Problem description
Only lines holding the word "стежка" should be copied from the material.

Provided data

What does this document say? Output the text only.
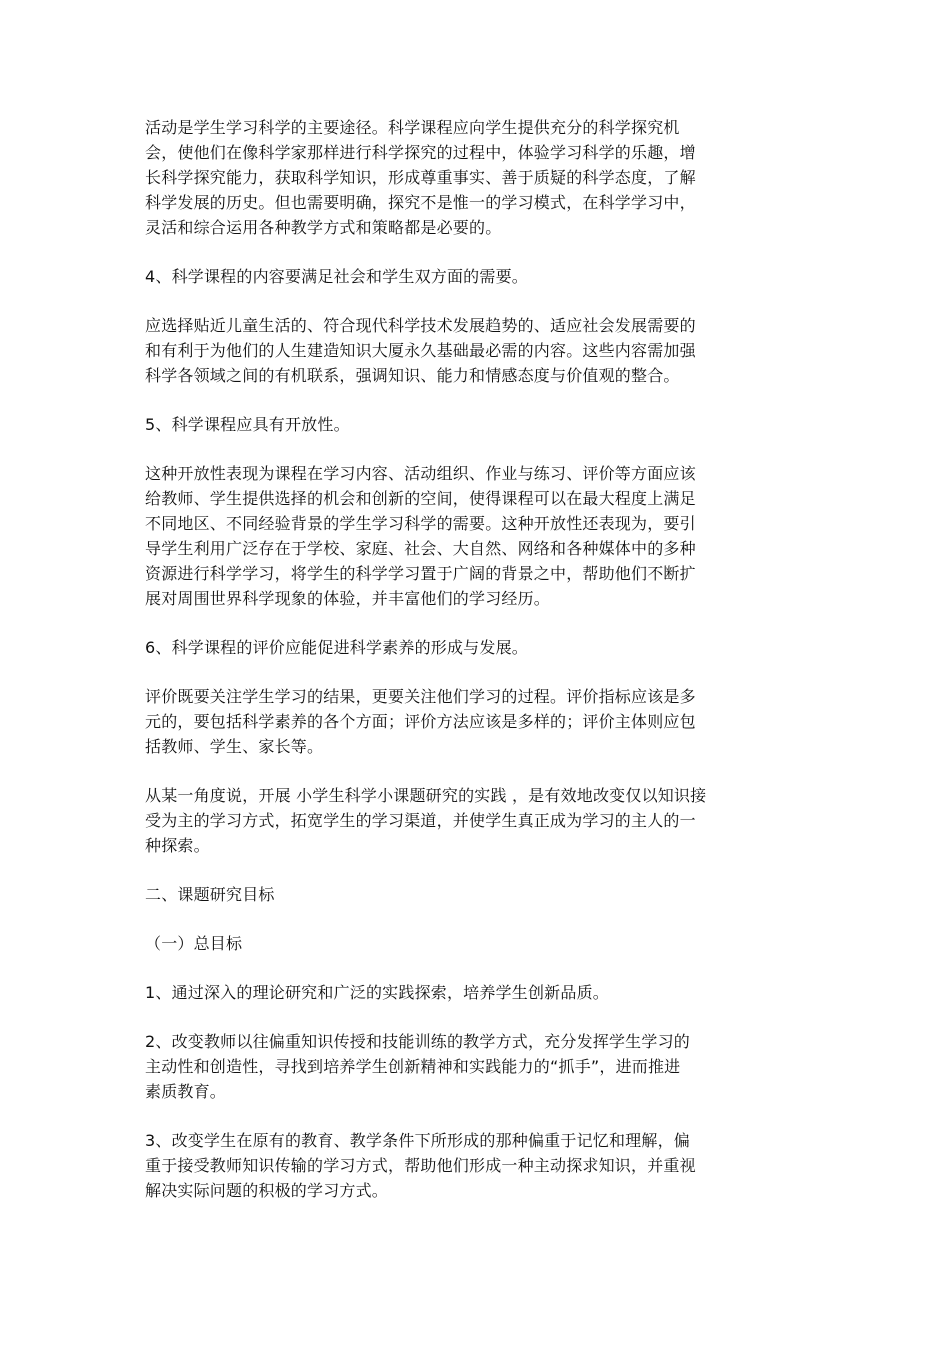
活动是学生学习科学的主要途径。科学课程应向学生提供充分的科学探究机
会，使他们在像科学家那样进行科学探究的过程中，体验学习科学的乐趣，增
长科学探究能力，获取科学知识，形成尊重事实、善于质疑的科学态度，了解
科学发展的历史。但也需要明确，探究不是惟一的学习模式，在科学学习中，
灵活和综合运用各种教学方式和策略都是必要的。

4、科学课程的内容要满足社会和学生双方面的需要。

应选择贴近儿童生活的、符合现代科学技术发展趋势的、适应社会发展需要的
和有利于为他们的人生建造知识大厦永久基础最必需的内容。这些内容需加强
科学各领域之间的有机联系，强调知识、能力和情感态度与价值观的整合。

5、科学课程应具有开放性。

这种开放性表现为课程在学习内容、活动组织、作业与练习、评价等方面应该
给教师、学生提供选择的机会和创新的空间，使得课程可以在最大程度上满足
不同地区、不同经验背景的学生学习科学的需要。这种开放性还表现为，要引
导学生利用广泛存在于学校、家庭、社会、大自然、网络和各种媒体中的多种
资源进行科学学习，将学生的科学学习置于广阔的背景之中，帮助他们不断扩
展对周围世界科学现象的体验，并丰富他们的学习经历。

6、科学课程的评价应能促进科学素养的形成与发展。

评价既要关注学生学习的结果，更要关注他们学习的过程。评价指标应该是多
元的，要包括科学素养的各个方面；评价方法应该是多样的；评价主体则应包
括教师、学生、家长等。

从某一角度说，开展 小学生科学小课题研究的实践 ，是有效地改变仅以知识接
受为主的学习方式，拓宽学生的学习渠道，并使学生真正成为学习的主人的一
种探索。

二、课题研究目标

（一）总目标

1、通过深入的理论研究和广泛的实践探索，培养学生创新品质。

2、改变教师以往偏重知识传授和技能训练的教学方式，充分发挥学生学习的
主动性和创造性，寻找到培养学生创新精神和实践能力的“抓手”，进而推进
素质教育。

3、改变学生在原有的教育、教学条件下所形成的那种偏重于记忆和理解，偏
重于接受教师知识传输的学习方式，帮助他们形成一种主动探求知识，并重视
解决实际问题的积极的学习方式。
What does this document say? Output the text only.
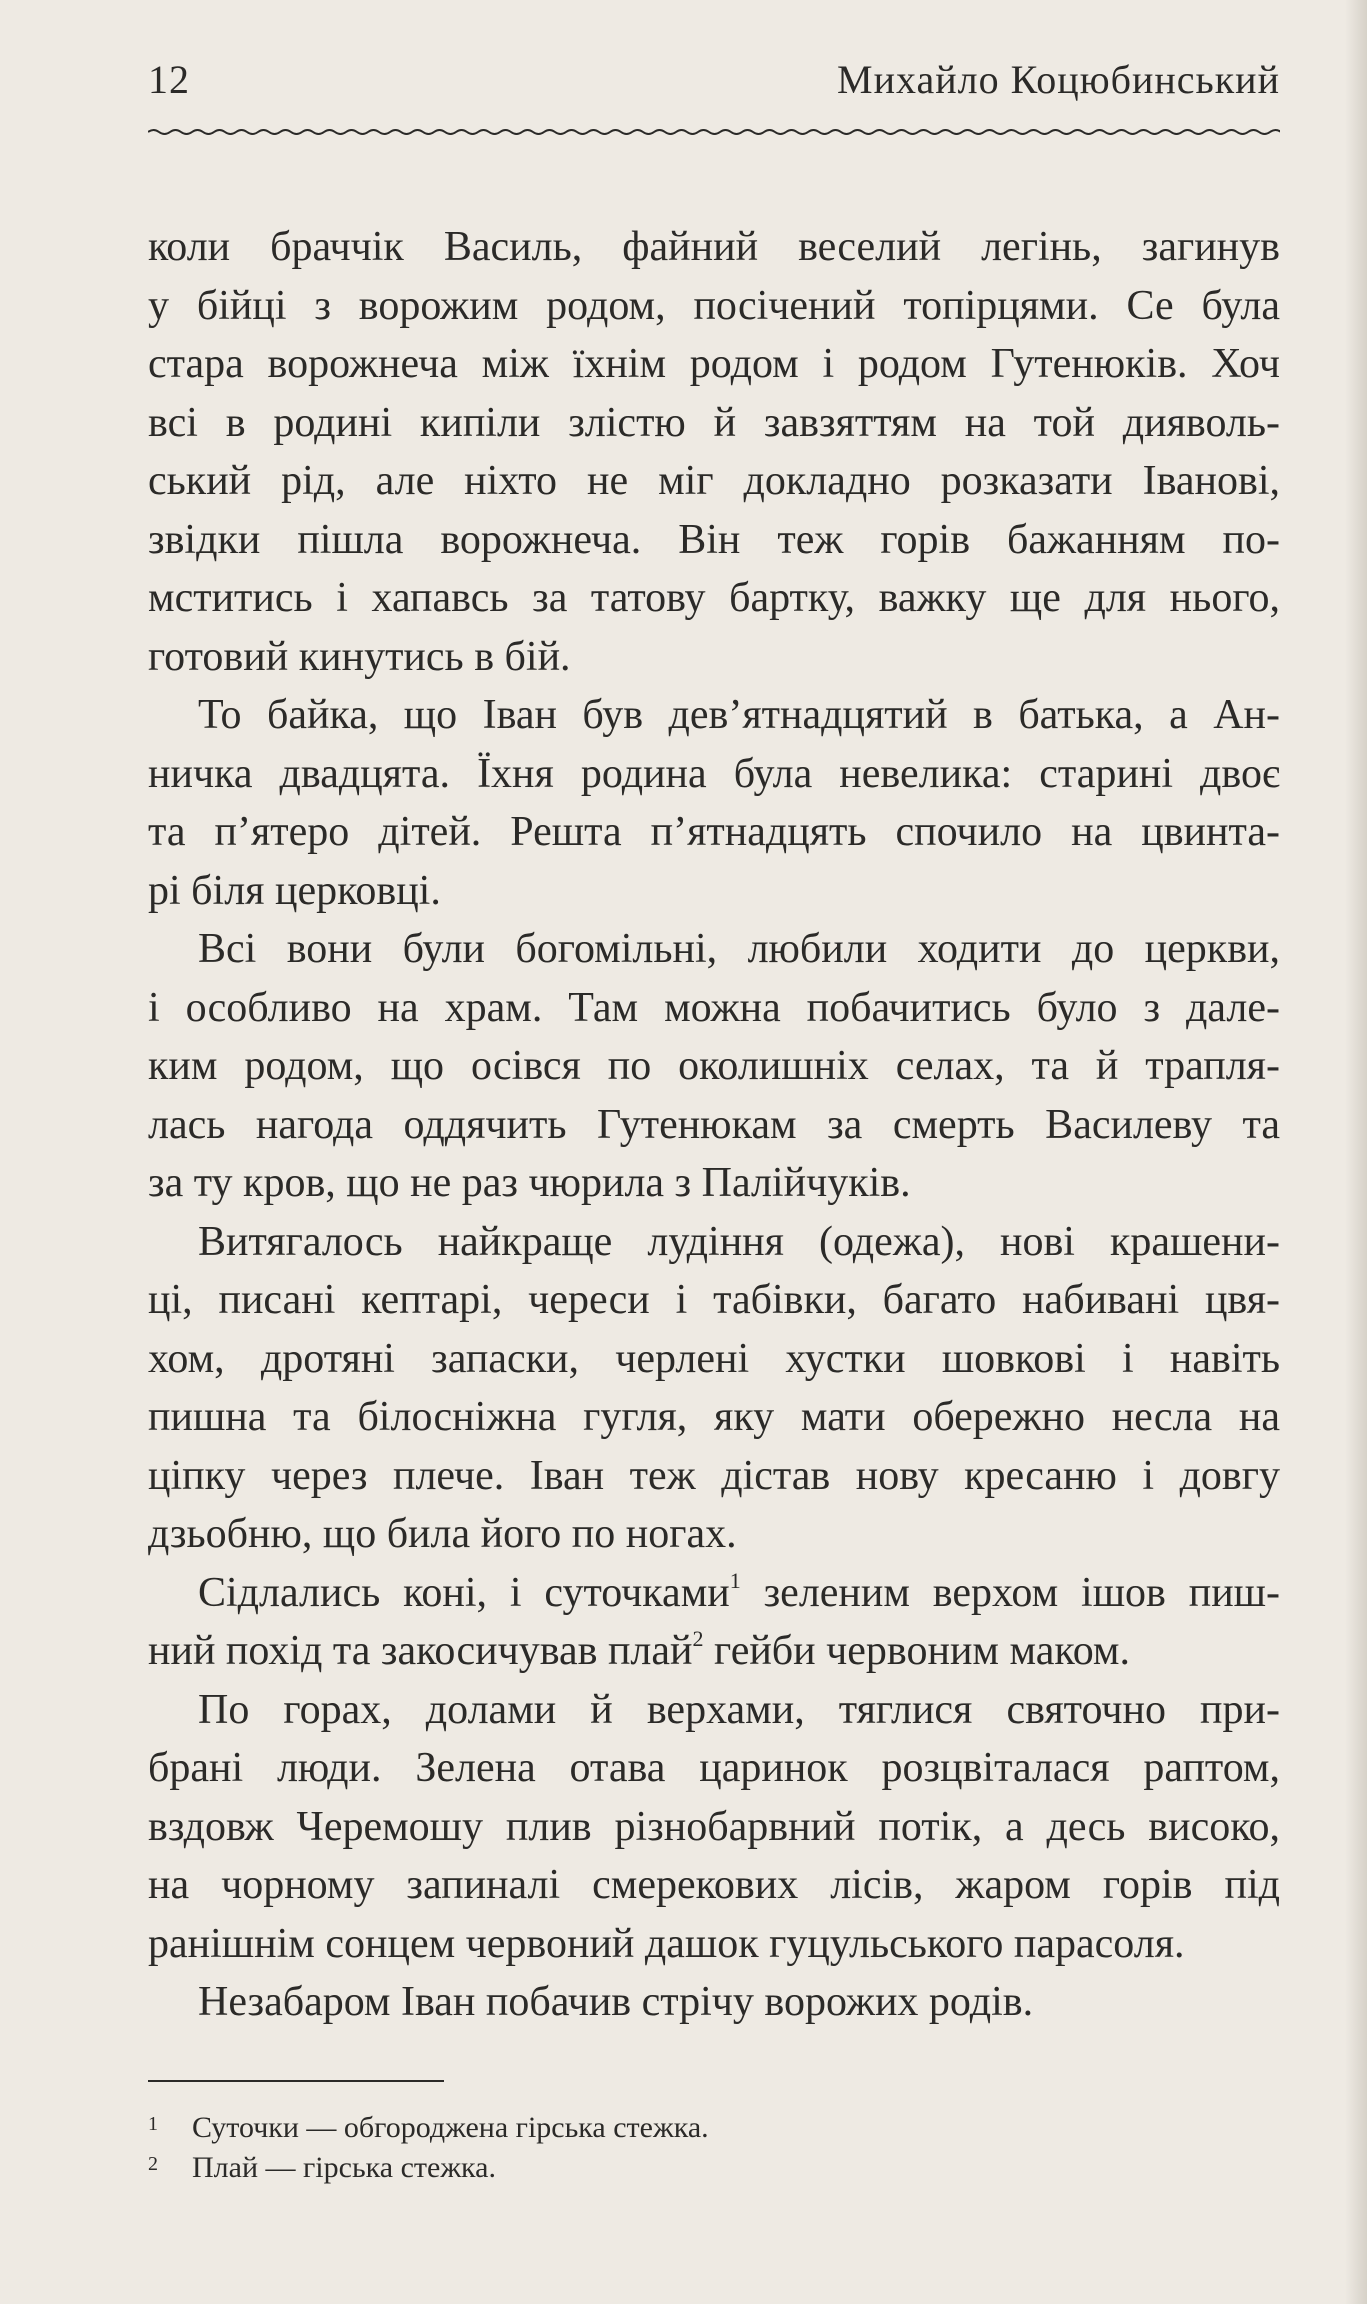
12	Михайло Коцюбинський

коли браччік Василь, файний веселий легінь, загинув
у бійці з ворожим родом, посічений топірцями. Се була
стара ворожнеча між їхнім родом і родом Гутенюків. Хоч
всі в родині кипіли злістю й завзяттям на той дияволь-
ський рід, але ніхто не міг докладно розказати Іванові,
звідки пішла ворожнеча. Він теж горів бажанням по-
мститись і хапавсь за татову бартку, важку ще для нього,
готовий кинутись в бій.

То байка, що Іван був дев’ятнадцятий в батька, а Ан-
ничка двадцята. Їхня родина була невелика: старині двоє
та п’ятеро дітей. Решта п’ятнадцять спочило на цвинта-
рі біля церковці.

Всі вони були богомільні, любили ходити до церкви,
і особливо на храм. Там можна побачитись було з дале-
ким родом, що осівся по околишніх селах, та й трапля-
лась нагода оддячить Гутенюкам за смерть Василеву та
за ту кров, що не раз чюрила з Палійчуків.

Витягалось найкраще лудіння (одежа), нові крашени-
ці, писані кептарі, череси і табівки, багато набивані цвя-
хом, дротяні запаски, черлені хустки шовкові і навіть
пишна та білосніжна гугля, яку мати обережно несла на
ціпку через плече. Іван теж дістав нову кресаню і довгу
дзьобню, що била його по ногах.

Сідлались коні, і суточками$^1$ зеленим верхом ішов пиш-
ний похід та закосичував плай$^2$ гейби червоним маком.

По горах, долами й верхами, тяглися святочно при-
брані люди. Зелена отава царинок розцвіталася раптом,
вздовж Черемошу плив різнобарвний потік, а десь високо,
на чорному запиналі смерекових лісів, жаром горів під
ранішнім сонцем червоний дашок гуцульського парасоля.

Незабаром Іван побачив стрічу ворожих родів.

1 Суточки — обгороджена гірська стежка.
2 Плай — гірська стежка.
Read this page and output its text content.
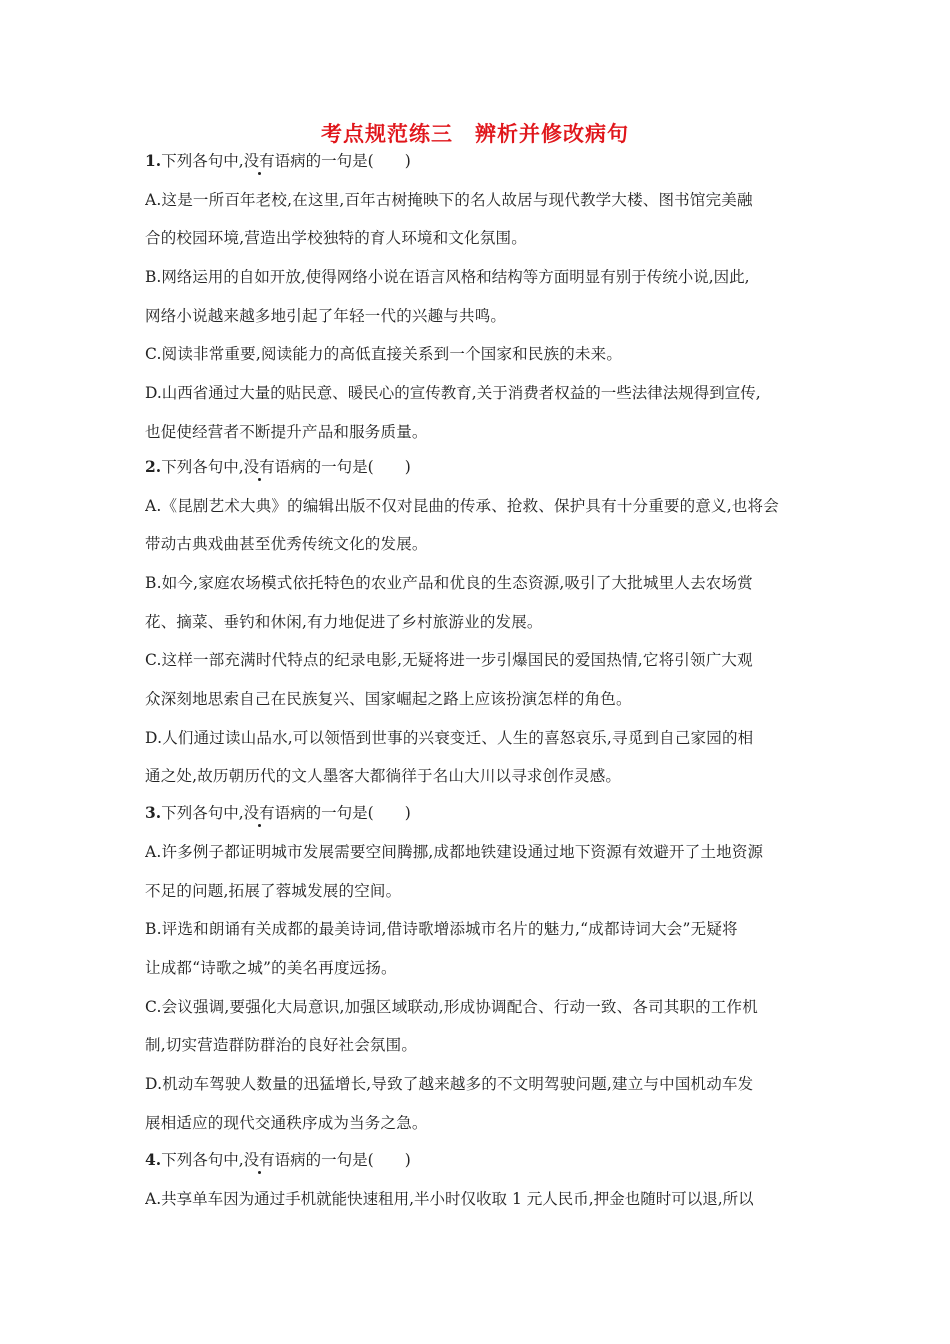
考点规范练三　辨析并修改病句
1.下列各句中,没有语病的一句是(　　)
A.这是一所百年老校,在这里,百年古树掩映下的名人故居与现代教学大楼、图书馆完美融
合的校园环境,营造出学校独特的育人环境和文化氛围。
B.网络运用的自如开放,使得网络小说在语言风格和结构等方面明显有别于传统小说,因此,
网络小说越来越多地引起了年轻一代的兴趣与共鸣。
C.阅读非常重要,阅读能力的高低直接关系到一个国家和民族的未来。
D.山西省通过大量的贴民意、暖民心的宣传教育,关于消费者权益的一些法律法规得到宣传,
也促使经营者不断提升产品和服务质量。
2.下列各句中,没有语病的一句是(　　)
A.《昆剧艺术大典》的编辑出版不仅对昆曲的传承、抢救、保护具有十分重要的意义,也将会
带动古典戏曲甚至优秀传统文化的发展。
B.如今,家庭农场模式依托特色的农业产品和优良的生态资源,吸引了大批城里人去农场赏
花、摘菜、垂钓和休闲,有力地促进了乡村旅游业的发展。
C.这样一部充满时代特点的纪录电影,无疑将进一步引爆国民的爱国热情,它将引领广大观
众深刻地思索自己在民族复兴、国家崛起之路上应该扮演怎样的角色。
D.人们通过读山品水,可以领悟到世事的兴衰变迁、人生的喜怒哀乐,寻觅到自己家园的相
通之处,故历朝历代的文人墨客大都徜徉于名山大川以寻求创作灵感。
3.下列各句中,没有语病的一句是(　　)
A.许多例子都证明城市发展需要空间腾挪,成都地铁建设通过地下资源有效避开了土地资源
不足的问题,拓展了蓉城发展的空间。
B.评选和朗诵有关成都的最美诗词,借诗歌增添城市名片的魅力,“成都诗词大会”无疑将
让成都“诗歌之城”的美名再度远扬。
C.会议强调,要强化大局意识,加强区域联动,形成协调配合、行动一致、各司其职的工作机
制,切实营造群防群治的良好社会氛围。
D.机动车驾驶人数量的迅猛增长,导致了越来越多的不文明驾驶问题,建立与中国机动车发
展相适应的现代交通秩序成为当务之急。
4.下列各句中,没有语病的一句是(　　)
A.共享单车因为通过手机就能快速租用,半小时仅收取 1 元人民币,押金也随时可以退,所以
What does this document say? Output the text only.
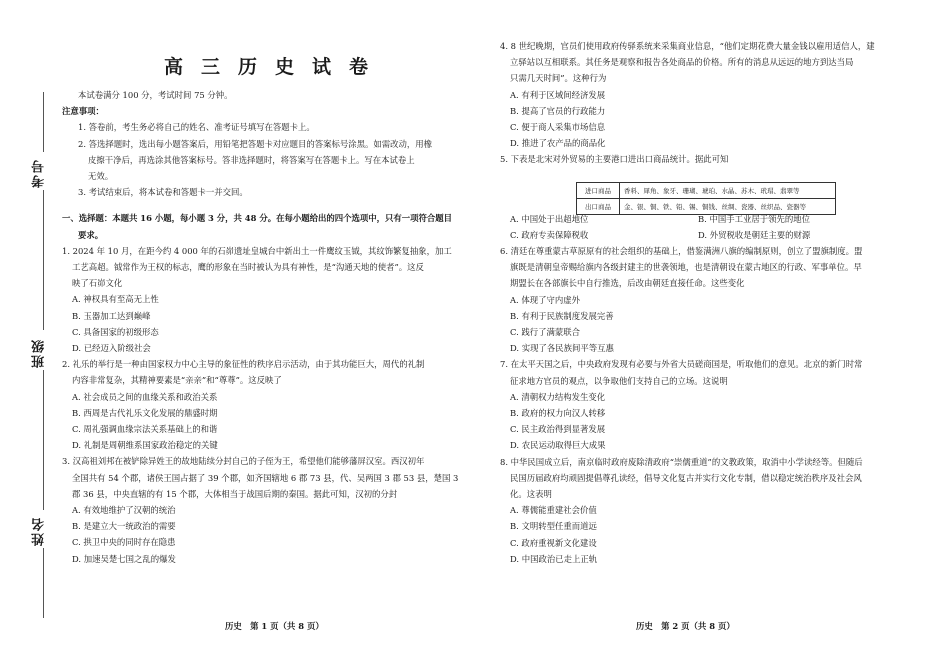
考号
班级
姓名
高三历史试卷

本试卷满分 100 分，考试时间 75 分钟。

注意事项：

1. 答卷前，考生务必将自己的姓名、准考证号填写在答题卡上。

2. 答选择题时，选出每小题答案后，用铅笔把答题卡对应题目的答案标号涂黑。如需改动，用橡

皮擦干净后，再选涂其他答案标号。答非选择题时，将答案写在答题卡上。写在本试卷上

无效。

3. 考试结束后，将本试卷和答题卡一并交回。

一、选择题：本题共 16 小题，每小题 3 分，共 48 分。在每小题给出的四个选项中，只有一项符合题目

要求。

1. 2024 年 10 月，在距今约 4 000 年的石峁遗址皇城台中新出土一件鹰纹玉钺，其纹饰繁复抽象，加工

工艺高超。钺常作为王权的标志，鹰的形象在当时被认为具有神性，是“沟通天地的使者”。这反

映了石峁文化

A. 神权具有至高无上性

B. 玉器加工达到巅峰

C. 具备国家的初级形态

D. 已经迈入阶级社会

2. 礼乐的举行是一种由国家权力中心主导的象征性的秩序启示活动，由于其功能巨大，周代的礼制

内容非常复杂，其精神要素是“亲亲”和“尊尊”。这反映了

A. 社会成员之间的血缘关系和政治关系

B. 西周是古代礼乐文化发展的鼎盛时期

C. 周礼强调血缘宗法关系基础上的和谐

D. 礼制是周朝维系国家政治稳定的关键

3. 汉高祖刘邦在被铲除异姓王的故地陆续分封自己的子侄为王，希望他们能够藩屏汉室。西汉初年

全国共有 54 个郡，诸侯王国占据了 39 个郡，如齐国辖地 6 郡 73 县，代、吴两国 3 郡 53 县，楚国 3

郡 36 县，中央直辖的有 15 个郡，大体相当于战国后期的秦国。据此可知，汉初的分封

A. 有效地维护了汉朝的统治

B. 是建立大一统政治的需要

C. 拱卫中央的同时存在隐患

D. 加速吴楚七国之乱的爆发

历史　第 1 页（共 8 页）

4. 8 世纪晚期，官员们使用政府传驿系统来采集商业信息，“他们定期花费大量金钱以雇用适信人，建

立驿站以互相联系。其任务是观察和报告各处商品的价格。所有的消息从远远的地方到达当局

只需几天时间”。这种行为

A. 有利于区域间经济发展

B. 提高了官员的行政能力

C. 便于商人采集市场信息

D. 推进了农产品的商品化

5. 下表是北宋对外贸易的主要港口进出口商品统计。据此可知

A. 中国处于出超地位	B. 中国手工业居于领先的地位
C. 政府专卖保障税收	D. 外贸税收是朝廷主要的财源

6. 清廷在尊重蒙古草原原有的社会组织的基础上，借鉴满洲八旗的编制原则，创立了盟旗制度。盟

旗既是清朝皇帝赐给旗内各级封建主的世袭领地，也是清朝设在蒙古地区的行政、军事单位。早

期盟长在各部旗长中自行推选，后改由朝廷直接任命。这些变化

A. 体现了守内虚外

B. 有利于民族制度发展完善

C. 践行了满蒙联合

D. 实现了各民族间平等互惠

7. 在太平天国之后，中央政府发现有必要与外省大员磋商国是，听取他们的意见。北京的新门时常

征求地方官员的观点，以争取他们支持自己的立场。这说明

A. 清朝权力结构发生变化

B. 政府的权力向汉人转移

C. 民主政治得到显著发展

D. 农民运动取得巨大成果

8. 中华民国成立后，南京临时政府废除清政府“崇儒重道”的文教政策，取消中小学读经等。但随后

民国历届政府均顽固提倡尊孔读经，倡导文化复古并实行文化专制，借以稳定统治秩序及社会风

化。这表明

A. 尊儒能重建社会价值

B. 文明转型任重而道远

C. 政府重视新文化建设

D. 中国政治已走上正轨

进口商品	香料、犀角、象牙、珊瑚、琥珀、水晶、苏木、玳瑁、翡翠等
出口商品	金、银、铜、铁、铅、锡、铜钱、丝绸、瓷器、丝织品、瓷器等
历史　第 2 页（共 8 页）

Answer to the exercise
1 Суточки — обгороджена гірська стежка.
2 Плай — гірська стежка.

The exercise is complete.